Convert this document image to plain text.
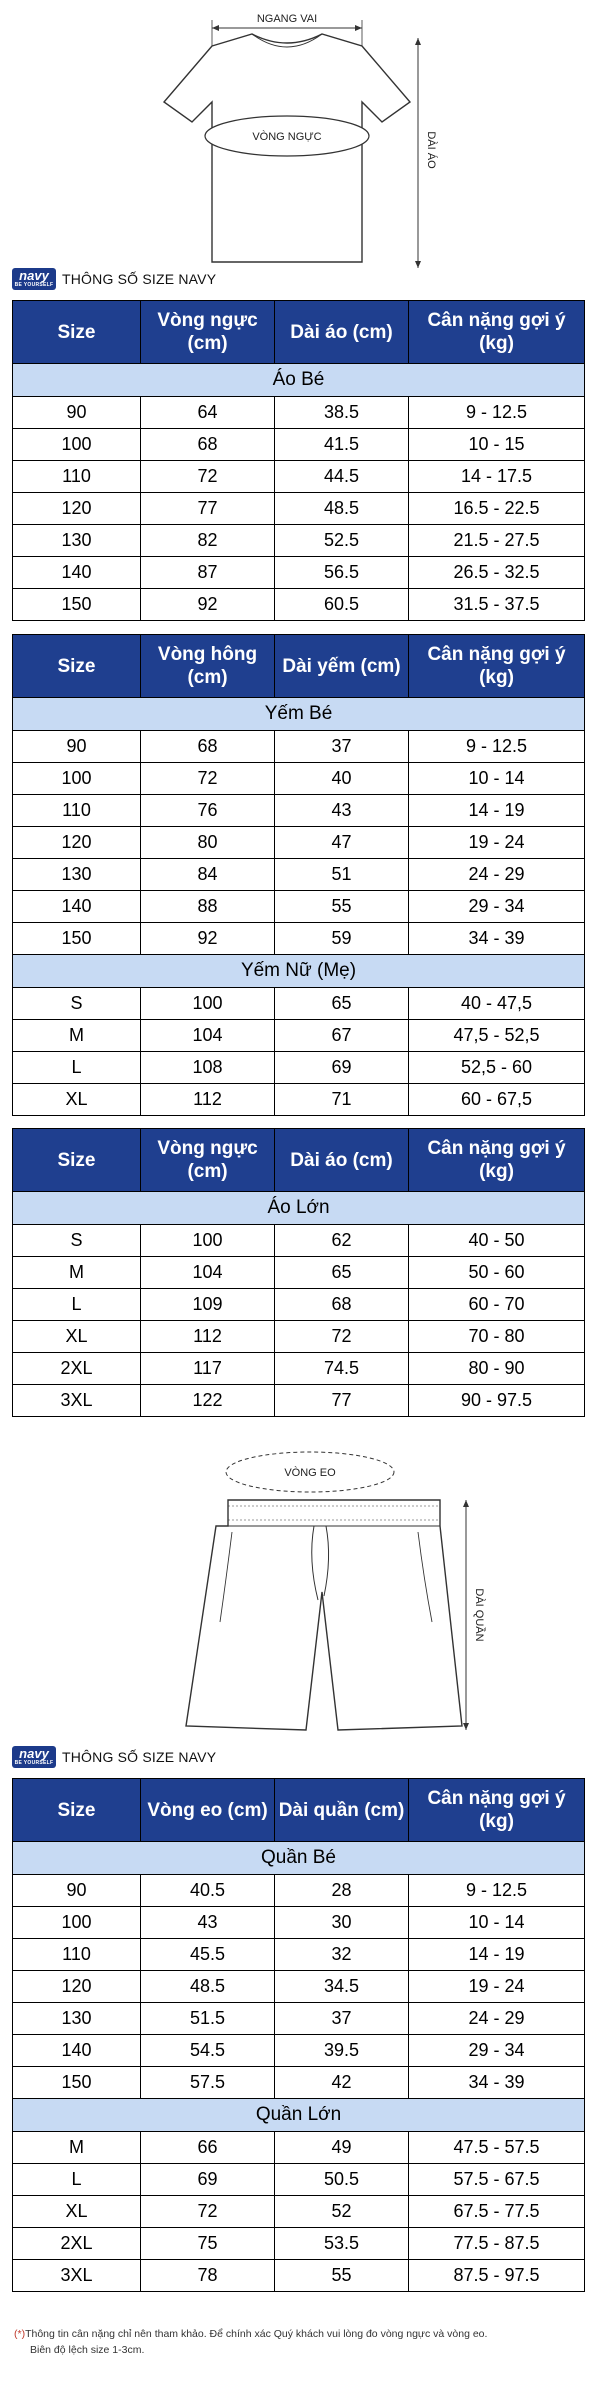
NGANG VAI
VÒNG NGỰC	DÀI ÁO
navy
BE YOURSELF THÔNG SỐ SIZE NAVY
Size	Vòng ngực (cm)	Dài áo (cm)	Cân nặng gợi ý (kg)
Áo Bé			
90	64	38.5	9 - 12.5
100	68	41.5	10 - 15
110	72	44.5	14 - 17.5
120	77	48.5	16.5 - 22.5
130	82	52.5	21.5 - 27.5
140	87	56.5	26.5 - 32.5
150	92	60.5	31.5 - 37.5
Size	Vòng hông (cm)	Dài yếm (cm)	Cân nặng gợi ý (kg)
Yếm Bé			
90	68	37	9 - 12.5
100	72	40	10 - 14
110	76	43	14 - 19
120	80	47	19 - 24
130	84	51	24 - 29
140	88	55	29 - 34
150	92	59	34 - 39
Yếm Nữ (Mẹ)			
S	100	65	40 - 47,5
M	104	67	47,5 - 52,5
L	108	69	52,5 - 60
XL	112	71	60 - 67,5
Size	Vòng ngực (cm)	Dài áo (cm)	Cân nặng gợi ý (kg)
Áo Lớn			
S	100	62	40 - 50
M	104	65	50 - 60
L	109	68	60 - 70
XL	112	72	70 - 80
2XL	117	74.5	80 - 90
3XL	122	77	90 - 97.5
VÒNG EO
DÀI QUẦN
navy
BE YOURSELF THÔNG SỐ SIZE NAVY
Size	Vòng eo (cm)	Dài quần (cm)	Cân nặng gợi ý (kg)
Quần Bé			
90	40.5	28	9 - 12.5
100	43	30	10 - 14
110	45.5	32	14 - 19
120	48.5	34.5	19 - 24
130	51.5	37	24 - 29
140	54.5	39.5	29 - 34
150	57.5	42	34 - 39
Quần Lớn			
M	66	49	47.5 - 57.5
L	69	50.5	57.5 - 67.5
XL	72	52	67.5 - 77.5
2XL	75	53.5	77.5 - 87.5
3XL	78	55	87.5 - 97.5
(*)Thông tin cân nặng chỉ nên tham khảo. Để chính xác Quý khách vui lòng đo vòng ngực và vòng eo.
Biên độ lệch size 1-3cm.
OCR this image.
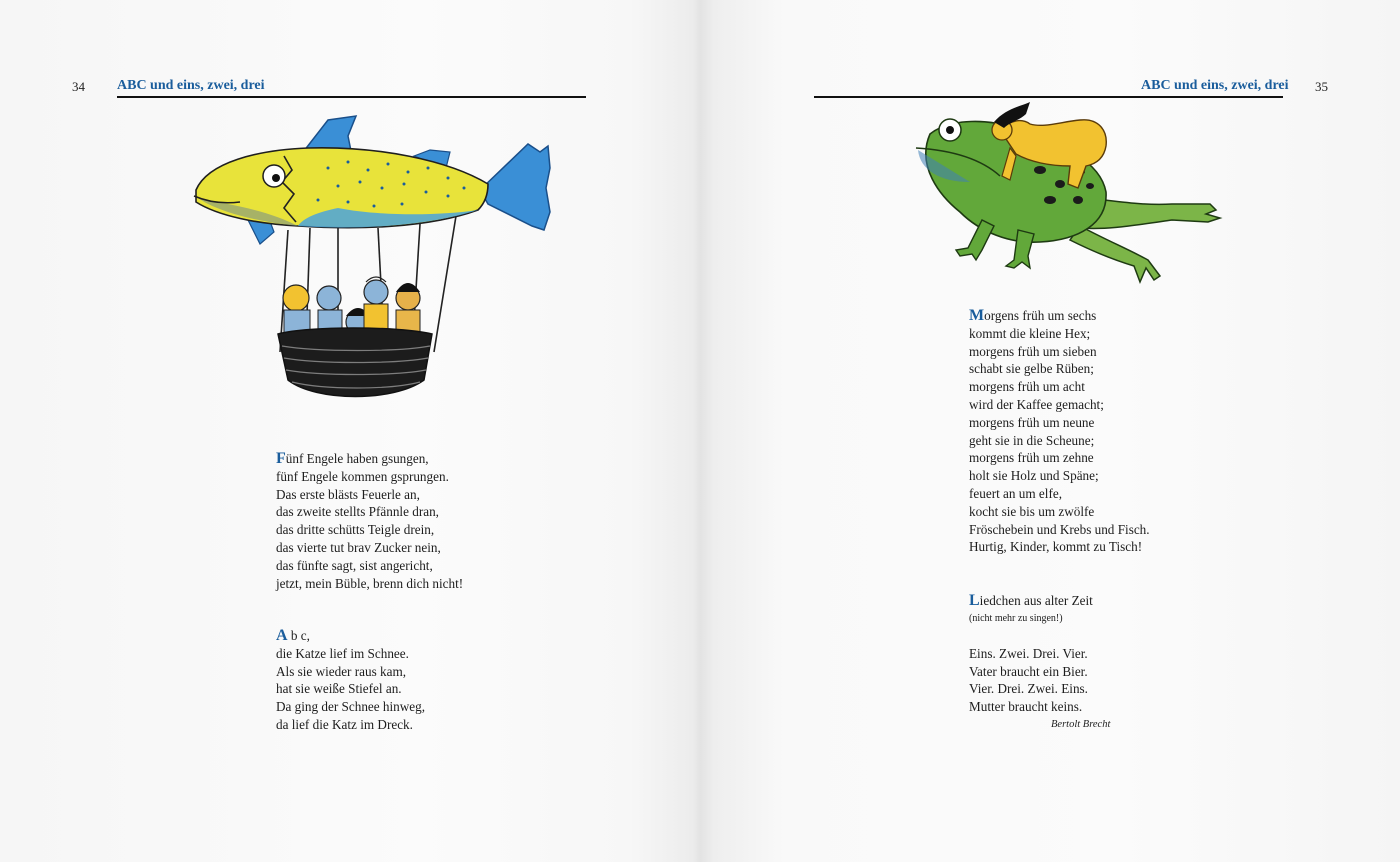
34 ABC und eins, zwei, drei
Fünf Engele haben gsungen,
fünf Engele kommen gsprungen.
Das erste blästs Feuerle an,
das zweite stellts Pfännle dran,
das dritte schütts Teigle drein,
das vierte tut brav Zucker nein,
das fünfte sagt, sist angericht,
jetzt, mein Büble, brenn dich nicht!
A b c,
die Katze lief im Schnee.
Als sie wieder raus kam,
hat sie weiße Stiefel an.
Da ging der Schnee hinweg,
da lief die Katz im Dreck.
ABC und eins, zwei, drei 35
Morgens früh um sechs
kommt die kleine Hex;
morgens früh um sieben
schabt sie gelbe Rüben;
morgens früh um acht
wird der Kaffee gemacht;
morgens früh um neune
geht sie in die Scheune;
morgens früh um zehne
holt sie Holz und Späne;
feuert an um elfe,
kocht sie bis um zwölfe
Fröschebein und Krebs und Fisch.
Hurtig, Kinder, kommt zu Tisch!
Liedchen aus alter Zeit
(nicht mehr zu singen!)
Eins. Zwei. Drei. Vier.
Vater braucht ein Bier.
Vier. Drei. Zwei. Eins.
Mutter braucht keins.
Bertolt Brecht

▶ **Short task**
Verbatim reproduction of every record is required; images are left out.

▶ **Written response**
Convert this document image to plain text.
NGANG VAI
VÒNG NGỰC	DÀI ÁO
navy
BE YOURSELF THÔNG SỐ SIZE NAVY
Size	Vòng ngực (cm)	Dài áo (cm)	Cân nặng gợi ý (kg)
Áo Bé			
90	64	38.5	9 - 12.5
100	68	41.5	10 - 15
110	72	44.5	14 - 17.5
120	77	48.5	16.5 - 22.5
130	82	52.5	21.5 - 27.5
140	87	56.5	26.5 - 32.5
150	92	60.5	31.5 - 37.5
Size	Vòng hông (cm)	Dài yếm (cm)	Cân nặng gợi ý (kg)
Yếm Bé			
90	68	37	9 - 12.5
100	72	40	10 - 14
110	76	43	14 - 19
120	80	47	19 - 24
130	84	51	24 - 29
140	88	55	29 - 34
150	92	59	34 - 39
Yếm Nữ (Mẹ)			
S	100	65	40 - 47,5
M	104	67	47,5 - 52,5
L	108	69	52,5 - 60
XL	112	71	60 - 67,5
Size	Vòng ngực (cm)	Dài áo (cm)	Cân nặng gợi ý (kg)
Áo Lớn			
S	100	62	40 - 50
M	104	65	50 - 60
L	109	68	60 - 70
XL	112	72	70 - 80
2XL	117	74.5	80 - 90
3XL	122	77	90 - 97.5
VÒNG EO
DÀI QUẦN
navy
BE YOURSELF THÔNG SỐ SIZE NAVY
Size	Vòng eo (cm)	Dài quần (cm)	Cân nặng gợi ý (kg)
Quần Bé			
90	40.5	28	9 - 12.5
100	43	30	10 - 14
110	45.5	32	14 - 19
120	48.5	34.5	19 - 24
130	51.5	37	24 - 29
140	54.5	39.5	29 - 34
150	57.5	42	34 - 39
Quần Lớn			
M	66	49	47.5 - 57.5
L	69	50.5	57.5 - 67.5
XL	72	52	67.5 - 77.5
2XL	75	53.5	77.5 - 87.5
3XL	78	55	87.5 - 97.5
(*)Thông tin cân nặng chỉ nên tham khảo. Để chính xác Quý khách vui lòng đo vòng ngực và vòng eo.
Biên độ lệch size 1-3cm.
OCR this image.
34 ABC und eins, zwei, drei
Fünf Engele haben gsungen,
fünf Engele kommen gsprungen.
Das erste blästs Feuerle an,
das zweite stellts Pfännle dran,
das dritte schütts Teigle drein,
das vierte tut brav Zucker nein,
das fünfte sagt, sist angericht,
jetzt, mein Büble, brenn dich nicht!
A b c,
die Katze lief im Schnee.
Als sie wieder raus kam,
hat sie weiße Stiefel an.
Da ging der Schnee hinweg,
da lief die Katz im Dreck.
ABC und eins, zwei, drei 35
Morgens früh um sechs
kommt die kleine Hex;
morgens früh um sieben
schabt sie gelbe Rüben;
morgens früh um acht
wird der Kaffee gemacht;
morgens früh um neune
geht sie in die Scheune;
morgens früh um zehne
holt sie Holz und Späne;
feuert an um elfe,
kocht sie bis um zwölfe
Fröschebein und Krebs und Fisch.
Hurtig, Kinder, kommt zu Tisch!
Liedchen aus alter Zeit
(nicht mehr zu singen!)
Eins. Zwei. Drei. Vier.
Vater braucht ein Bier.
Vier. Drei. Zwei. Eins.
Mutter braucht keins.
Bertolt Brecht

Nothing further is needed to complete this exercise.